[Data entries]

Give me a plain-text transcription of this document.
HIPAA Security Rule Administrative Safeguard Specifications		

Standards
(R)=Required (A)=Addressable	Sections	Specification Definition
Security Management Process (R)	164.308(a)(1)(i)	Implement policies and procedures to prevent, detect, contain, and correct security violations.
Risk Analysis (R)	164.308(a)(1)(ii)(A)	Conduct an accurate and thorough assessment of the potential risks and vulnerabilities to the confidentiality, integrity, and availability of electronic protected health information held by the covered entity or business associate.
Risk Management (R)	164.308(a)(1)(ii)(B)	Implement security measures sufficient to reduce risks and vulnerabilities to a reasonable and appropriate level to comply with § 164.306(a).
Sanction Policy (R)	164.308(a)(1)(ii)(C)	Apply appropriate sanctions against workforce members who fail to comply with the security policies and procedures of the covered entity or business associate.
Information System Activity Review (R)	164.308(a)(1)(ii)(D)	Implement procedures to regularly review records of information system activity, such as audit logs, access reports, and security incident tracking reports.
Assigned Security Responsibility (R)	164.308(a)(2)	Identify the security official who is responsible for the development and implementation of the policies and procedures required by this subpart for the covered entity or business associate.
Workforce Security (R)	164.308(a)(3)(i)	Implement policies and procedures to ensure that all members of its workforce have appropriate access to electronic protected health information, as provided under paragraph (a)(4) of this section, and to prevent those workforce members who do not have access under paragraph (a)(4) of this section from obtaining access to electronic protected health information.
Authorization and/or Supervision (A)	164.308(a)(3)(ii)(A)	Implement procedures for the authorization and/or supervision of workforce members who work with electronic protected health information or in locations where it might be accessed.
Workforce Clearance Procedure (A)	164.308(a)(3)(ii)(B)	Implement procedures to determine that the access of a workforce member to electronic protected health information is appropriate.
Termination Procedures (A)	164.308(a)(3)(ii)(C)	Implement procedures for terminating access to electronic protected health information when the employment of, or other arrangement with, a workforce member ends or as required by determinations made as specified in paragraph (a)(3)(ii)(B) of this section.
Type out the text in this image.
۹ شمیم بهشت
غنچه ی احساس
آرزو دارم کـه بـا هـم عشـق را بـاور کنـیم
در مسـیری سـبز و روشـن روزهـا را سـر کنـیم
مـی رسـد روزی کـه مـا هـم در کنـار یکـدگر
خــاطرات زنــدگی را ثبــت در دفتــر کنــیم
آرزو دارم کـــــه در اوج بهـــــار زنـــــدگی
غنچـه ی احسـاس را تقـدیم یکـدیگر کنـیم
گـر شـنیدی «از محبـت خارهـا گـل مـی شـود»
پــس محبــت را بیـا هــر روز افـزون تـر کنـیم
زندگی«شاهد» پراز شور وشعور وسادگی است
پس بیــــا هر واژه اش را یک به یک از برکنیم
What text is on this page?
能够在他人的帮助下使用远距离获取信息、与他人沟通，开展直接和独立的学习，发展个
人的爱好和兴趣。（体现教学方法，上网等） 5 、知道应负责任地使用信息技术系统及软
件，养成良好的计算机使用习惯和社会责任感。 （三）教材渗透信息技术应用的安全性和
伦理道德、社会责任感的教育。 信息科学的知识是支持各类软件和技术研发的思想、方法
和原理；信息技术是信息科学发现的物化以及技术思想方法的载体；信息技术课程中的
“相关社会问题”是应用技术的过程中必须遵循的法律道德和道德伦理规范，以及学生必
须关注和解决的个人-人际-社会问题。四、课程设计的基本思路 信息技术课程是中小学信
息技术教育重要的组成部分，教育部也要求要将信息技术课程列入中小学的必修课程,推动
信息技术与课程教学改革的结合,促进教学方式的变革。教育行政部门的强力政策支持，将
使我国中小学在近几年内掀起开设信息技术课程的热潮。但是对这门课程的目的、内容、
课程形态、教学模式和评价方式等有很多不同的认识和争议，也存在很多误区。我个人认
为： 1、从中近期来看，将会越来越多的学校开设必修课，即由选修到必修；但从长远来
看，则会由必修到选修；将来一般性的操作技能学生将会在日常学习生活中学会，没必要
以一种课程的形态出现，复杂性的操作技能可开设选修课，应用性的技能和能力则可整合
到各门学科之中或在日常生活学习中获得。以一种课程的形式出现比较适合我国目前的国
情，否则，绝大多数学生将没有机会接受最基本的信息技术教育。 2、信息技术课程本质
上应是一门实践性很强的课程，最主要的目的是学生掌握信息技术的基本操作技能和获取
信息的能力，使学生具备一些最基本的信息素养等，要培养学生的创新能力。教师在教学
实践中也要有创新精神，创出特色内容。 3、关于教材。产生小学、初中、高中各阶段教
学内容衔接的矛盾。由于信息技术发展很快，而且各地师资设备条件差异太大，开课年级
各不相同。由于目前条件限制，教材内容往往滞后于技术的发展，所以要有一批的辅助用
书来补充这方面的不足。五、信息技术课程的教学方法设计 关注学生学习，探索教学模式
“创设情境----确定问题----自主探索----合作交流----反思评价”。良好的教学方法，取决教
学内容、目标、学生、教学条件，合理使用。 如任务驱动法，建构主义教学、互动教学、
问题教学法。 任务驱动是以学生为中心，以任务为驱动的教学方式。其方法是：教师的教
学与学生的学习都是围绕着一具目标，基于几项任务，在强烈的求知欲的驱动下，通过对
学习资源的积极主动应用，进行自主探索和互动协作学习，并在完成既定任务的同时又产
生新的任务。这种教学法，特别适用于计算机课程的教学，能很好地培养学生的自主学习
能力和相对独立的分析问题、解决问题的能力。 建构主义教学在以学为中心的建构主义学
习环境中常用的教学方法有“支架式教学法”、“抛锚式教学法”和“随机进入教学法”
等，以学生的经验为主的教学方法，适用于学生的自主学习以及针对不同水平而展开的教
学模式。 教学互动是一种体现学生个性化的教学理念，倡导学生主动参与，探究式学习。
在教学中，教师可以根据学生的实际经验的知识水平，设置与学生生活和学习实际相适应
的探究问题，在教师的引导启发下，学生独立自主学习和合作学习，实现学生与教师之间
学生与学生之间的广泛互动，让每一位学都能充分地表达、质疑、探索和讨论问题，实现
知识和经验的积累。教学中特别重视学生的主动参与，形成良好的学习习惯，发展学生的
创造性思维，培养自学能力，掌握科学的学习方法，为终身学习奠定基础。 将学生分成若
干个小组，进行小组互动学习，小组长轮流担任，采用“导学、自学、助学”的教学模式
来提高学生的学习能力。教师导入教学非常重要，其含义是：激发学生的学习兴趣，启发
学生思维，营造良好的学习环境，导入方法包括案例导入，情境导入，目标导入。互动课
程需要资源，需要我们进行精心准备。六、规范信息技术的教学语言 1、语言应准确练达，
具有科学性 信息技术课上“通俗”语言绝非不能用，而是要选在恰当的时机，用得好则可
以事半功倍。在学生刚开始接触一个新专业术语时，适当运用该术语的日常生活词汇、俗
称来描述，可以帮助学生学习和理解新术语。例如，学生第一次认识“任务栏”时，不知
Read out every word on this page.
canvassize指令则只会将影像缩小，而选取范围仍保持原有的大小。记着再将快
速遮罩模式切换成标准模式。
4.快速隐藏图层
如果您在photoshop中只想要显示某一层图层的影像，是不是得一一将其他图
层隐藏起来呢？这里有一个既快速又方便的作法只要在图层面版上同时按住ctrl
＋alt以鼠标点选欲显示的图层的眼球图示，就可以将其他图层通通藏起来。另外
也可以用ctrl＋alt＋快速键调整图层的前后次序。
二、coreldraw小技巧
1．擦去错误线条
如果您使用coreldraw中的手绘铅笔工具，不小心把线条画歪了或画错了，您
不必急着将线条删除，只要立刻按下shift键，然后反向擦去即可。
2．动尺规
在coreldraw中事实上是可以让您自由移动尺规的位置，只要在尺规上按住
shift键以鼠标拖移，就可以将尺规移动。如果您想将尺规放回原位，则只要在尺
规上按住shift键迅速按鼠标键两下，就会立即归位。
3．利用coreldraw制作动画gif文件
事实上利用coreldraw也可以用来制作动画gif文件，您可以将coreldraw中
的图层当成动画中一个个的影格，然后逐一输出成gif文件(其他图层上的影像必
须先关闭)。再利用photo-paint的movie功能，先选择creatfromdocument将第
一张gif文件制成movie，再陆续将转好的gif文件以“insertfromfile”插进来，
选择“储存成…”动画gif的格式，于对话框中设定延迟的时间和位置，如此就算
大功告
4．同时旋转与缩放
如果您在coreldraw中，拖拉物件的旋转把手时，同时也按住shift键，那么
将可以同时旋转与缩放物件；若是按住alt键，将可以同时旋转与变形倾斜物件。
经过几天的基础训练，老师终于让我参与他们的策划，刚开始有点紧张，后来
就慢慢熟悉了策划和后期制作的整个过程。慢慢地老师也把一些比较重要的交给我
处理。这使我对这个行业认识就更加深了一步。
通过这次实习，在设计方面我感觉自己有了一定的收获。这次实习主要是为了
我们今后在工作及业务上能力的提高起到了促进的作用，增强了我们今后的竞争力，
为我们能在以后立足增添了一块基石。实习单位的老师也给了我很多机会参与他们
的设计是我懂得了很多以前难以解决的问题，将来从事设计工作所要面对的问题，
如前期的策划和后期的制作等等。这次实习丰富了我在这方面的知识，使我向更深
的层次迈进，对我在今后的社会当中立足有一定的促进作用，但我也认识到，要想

### [Given exercise]
Tally up how many lines in the preceding listing contain the word "entity". Give nothing but the number.

### [Result of this exercise]
3